▶ **Required work**
Filter the lines below, copying only those with the string "estudios".

Collection entries
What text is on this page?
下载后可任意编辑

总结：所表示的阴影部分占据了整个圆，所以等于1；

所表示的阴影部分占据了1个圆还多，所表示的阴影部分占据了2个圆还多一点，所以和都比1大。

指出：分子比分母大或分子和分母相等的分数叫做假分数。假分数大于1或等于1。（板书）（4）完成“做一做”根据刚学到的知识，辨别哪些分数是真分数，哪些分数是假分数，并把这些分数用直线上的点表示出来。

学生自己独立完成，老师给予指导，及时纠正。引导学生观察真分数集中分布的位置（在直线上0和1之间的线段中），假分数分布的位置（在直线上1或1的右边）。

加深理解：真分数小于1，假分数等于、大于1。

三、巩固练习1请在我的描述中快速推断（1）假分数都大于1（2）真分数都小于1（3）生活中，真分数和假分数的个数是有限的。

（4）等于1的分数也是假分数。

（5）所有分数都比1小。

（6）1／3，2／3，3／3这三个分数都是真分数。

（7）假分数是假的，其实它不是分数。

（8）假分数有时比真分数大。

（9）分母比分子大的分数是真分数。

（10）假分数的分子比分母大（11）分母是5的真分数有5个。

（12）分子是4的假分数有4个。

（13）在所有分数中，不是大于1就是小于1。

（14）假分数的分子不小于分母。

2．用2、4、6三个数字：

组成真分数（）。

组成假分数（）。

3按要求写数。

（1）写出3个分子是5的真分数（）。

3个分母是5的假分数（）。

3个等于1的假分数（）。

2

==

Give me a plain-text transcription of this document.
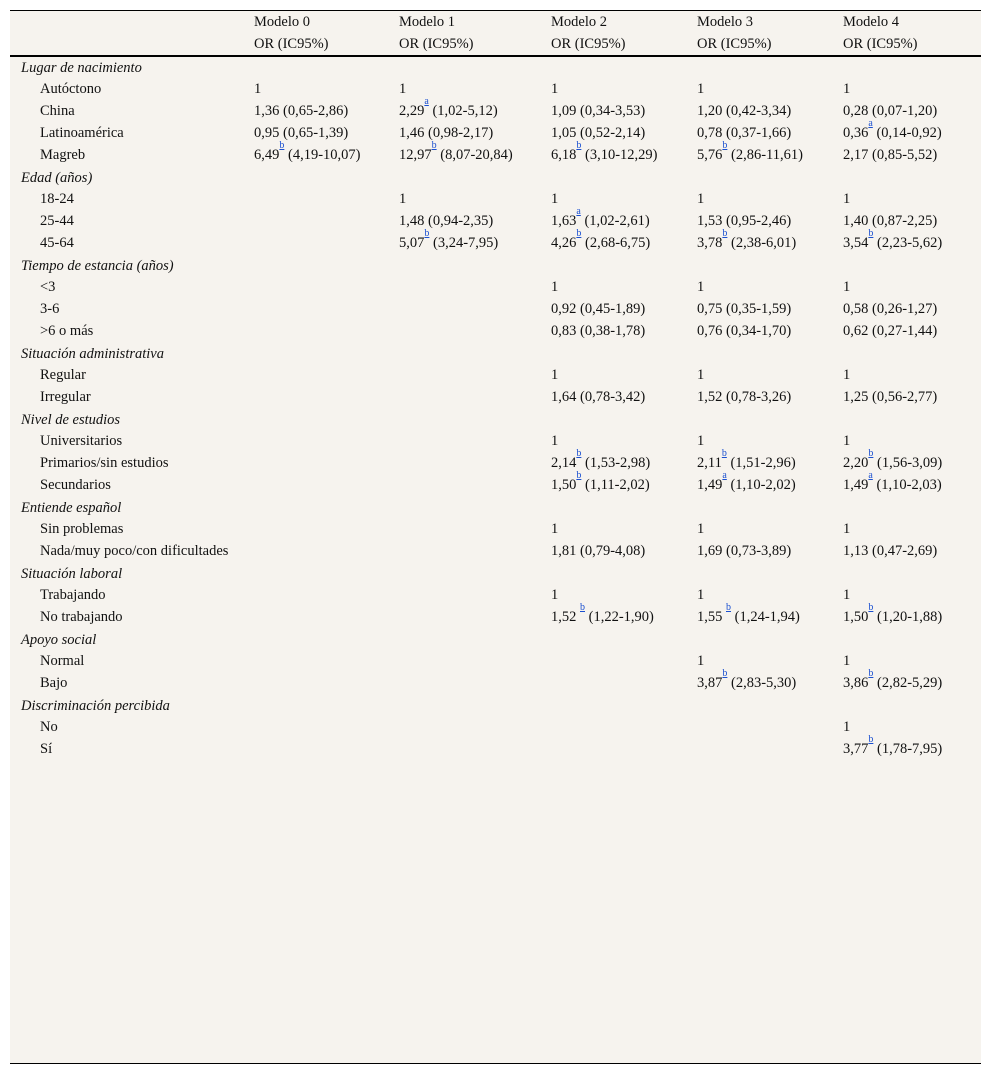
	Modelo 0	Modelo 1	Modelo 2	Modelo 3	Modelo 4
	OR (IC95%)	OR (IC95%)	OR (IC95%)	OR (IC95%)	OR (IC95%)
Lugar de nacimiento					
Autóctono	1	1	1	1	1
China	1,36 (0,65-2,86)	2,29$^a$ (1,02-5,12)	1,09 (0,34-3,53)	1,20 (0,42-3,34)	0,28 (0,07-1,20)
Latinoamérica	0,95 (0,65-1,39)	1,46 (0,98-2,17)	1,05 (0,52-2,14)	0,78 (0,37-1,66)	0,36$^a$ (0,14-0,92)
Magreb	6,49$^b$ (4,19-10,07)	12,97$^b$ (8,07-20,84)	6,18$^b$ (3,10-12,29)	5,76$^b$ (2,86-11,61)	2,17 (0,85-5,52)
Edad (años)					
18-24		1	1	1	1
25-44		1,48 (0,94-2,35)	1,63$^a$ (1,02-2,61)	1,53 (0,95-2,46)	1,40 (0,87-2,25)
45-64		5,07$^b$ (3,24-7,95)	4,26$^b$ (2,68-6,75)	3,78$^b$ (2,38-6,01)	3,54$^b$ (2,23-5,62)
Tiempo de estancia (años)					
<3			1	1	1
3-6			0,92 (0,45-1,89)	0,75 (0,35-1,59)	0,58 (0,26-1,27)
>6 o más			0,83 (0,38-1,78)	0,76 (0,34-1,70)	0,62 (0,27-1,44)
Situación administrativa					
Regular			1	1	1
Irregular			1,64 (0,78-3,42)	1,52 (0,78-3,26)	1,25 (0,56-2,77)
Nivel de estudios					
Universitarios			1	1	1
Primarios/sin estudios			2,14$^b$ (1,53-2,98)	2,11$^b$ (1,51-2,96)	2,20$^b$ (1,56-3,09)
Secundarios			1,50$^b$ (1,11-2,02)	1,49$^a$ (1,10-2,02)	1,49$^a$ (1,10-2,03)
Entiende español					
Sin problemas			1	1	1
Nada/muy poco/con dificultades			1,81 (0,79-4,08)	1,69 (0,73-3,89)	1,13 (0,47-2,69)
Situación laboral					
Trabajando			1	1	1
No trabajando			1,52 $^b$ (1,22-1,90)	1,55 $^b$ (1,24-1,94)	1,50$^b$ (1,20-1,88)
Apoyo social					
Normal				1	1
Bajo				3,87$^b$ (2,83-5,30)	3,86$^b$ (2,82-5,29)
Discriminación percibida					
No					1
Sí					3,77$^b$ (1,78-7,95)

▶ **Response to the exercise**
Nivel de estudios					
Primarios/sin estudios			2,14$^b$ (1,53-2,98)	2,11$^b$ (1,51-2,96)	2,20$^b$ (1,56-3,09)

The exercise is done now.